## Exercise prompt:
Pick out all lines with the word "plate" from the records that follow.

## Material for this task:

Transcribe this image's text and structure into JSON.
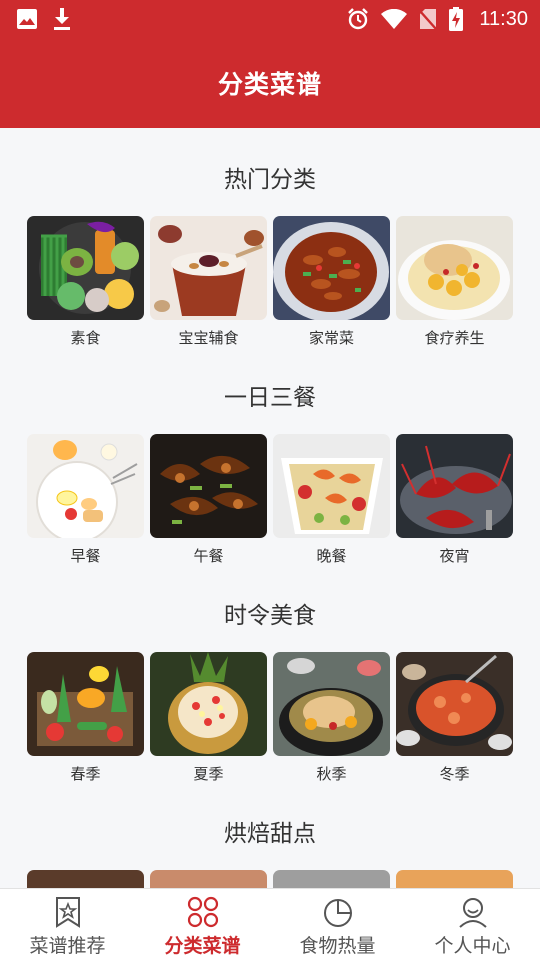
{
  "status_bar": {
    "time": "11:30",
    "icons": [
      "image-icon",
      "download-icon",
      "alarm-icon",
      "wifi-icon",
      "no-sim-icon",
      "battery-charging-icon"
    ]
  },
  "header": {
    "title": "分类菜谱"
  },
  "sections": [
    {
      "title": "热门分类",
      "items": [
        {
          "label": "素食",
          "image": "vegetable-bowl"
        },
        {
          "label": "宝宝辅食",
          "image": "porridge-bowl"
        },
        {
          "label": "家常菜",
          "image": "stir-fry-plate"
        },
        {
          "label": "食疗养生",
          "image": "chicken-soup"
        }
      ]
    },
    {
      "title": "一日三餐",
      "items": [
        {
          "label": "早餐",
          "image": "breakfast-plate"
        },
        {
          "label": "午餐",
          "image": "braised-dish"
        },
        {
          "label": "晚餐",
          "image": "shrimp-salad"
        },
        {
          "label": "夜宵",
          "image": "crayfish"
        }
      ]
    },
    {
      "title": "时令美食",
      "items": [
        {
          "label": "春季",
          "image": "spring-vegetables"
        },
        {
          "label": "夏季",
          "image": "pineapple-rice"
        },
        {
          "label": "秋季",
          "image": "autumn-stew"
        },
        {
          "label": "冬季",
          "image": "hot-pot"
        }
      ]
    },
    {
      "title": "烘焙甜点",
      "items": []
    }
  ],
  "bottom_nav": [
    {
      "label": "菜谱推荐",
      "icon": "bookmark-star-icon",
      "active": false
    },
    {
      "label": "分类菜谱",
      "icon": "grid-icon",
      "active": true
    },
    {
      "label": "食物热量",
      "icon": "pie-chart-icon",
      "active": false
    },
    {
      "label": "个人中心",
      "icon": "user-icon",
      "active": false
    }
  ],
  "colors": {
    "primary": "#cd2b2e",
    "background": "#f6f7f9",
    "nav_inactive": "#555555"
  }
}
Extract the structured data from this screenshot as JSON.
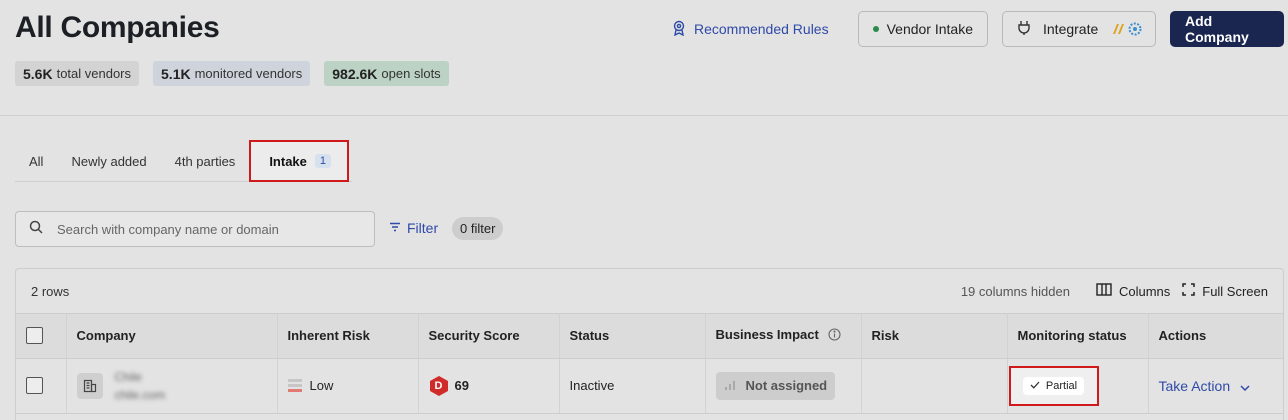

## Written answer:
          "image": "stir-fry-plate"
          "image": "breakfast-plate"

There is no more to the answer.